- Direction -
Type out the material below exactly.

- Available records -
************

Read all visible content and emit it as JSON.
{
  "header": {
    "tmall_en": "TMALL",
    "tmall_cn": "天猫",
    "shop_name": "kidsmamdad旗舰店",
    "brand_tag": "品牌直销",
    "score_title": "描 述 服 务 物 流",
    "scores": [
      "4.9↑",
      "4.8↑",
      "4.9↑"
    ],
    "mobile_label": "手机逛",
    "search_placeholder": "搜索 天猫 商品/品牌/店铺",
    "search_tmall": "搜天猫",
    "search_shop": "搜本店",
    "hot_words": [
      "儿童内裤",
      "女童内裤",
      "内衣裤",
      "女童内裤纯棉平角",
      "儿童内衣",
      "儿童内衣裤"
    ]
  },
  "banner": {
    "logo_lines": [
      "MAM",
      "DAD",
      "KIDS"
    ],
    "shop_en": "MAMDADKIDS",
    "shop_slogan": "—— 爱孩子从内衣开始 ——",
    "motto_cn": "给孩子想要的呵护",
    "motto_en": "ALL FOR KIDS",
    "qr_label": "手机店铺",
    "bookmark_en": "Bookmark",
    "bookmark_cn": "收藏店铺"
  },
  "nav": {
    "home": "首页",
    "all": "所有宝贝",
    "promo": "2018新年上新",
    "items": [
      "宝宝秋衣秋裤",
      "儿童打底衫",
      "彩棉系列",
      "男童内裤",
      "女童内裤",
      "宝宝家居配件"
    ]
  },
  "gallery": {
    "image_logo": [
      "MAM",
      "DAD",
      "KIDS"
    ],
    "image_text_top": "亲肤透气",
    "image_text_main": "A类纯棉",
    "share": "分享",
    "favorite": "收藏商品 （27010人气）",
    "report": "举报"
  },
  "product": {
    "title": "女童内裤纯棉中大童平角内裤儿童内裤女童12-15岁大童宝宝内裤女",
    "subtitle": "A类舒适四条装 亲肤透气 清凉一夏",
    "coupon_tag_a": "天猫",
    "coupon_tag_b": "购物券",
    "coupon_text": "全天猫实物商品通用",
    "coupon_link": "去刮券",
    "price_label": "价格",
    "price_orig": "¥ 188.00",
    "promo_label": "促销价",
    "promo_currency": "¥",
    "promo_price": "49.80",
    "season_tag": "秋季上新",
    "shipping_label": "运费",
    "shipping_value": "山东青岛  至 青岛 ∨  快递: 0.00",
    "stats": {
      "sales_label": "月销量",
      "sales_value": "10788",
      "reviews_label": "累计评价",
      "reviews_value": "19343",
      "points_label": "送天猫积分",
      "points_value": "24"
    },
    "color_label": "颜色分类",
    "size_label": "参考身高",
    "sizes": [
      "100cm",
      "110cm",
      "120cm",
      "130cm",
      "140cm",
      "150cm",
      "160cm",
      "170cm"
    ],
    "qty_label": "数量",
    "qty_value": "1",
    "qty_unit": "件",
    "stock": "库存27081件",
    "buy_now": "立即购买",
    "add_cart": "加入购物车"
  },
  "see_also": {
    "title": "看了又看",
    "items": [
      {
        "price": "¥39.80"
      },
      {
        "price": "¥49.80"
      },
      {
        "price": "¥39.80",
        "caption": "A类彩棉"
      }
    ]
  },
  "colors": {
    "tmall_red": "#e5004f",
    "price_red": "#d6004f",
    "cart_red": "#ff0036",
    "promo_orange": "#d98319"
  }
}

************

- Result of the exercise -
Read all visible content and emit it as JSON.
{
  "header": {
    "tmall_en": "TMALL",
    "tmall_cn": "天猫",
    "shop_name": "kidsmamdad旗舰店",
    "brand_tag": "品牌直销",
    "score_title": "描 述 服 务 物 流",
    "scores": [
      "4.9↑",
      "4.8↑",
      "4.9↑"
    ],
    "mobile_label": "手机逛",
    "search_placeholder": "搜索 天猫 商品/品牌/店铺",
    "search_tmall": "搜天猫",
    "search_shop": "搜本店",
    "hot_words": [
      "儿童内裤",
      "女童内裤",
      "内衣裤",
      "女童内裤纯棉平角",
      "儿童内衣",
      "儿童内衣裤"
    ]
  },
  "banner": {
    "logo_lines": [
      "MAM",
      "DAD",
      "KIDS"
    ],
    "shop_en": "MAMDADKIDS",
    "shop_slogan": "—— 爱孩子从内衣开始 ——",
    "motto_cn": "给孩子想要的呵护",
    "motto_en": "ALL FOR KIDS",
    "qr_label": "手机店铺",
    "bookmark_en": "Bookmark",
    "bookmark_cn": "收藏店铺"
  },
  "nav": {
    "home": "首页",
    "all": "所有宝贝",
    "promo": "2018新年上新",
    "items": [
      "宝宝秋衣秋裤",
      "儿童打底衫",
      "彩棉系列",
      "男童内裤",
      "女童内裤",
      "宝宝家居配件"
    ]
  },
  "gallery": {
    "image_logo": [
      "MAM",
      "DAD",
      "KIDS"
    ],
    "image_text_top": "亲肤透气",
    "image_text_main": "A类纯棉",
    "share": "分享",
    "favorite": "收藏商品 （27010人气）",
    "report": "举报"
  },
  "product": {
    "title": "女童内裤纯棉中大童平角内裤儿童内裤女童12-15岁大童宝宝内裤女",
    "subtitle": "A类舒适四条装 亲肤透气 清凉一夏",
    "coupon_tag_a": "天猫",
    "coupon_tag_b": "购物券",
    "coupon_text": "全天猫实物商品通用",
    "coupon_link": "去刮券",
    "price_label": "价格",
    "price_orig": "¥ 188.00",
    "promo_label": "促销价",
    "promo_currency": "¥",
    "promo_price": "49.80",
    "season_tag": "秋季上新",
    "shipping_label": "运费",
    "shipping_value": "山东青岛  至 青岛 ∨  快递: 0.00",
    "stats": {
      "sales_label": "月销量",
      "sales_value": "10788",
      "reviews_label": "累计评价",
      "reviews_value": "19343",
      "points_label": "送天猫积分",
      "points_value": "24"
    },
    "color_label": "颜色分类",
    "size_label": "参考身高",
    "sizes": [
      "100cm",
      "110cm",
      "120cm",
      "130cm",
      "140cm",
      "150cm",
      "160cm",
      "170cm"
    ],
    "qty_label": "数量",
    "qty_value": "1",
    "qty_unit": "件",
    "stock": "库存27081件",
    "buy_now": "立即购买",
    "add_cart": "加入购物车"
  },
  "see_also": {
    "title": "看了又看",
    "items": [
      {
        "price": "¥39.80"
      },
      {
        "price": "¥49.80"
      },
      {
        "price": "¥39.80",
        "caption": "A类彩棉"
      }
    ]
  },
  "colors": {
    "tmall_red": "#e5004f",
    "price_red": "#d6004f",
    "cart_red": "#ff0036",
    "promo_orange": "#d98319"
  }
}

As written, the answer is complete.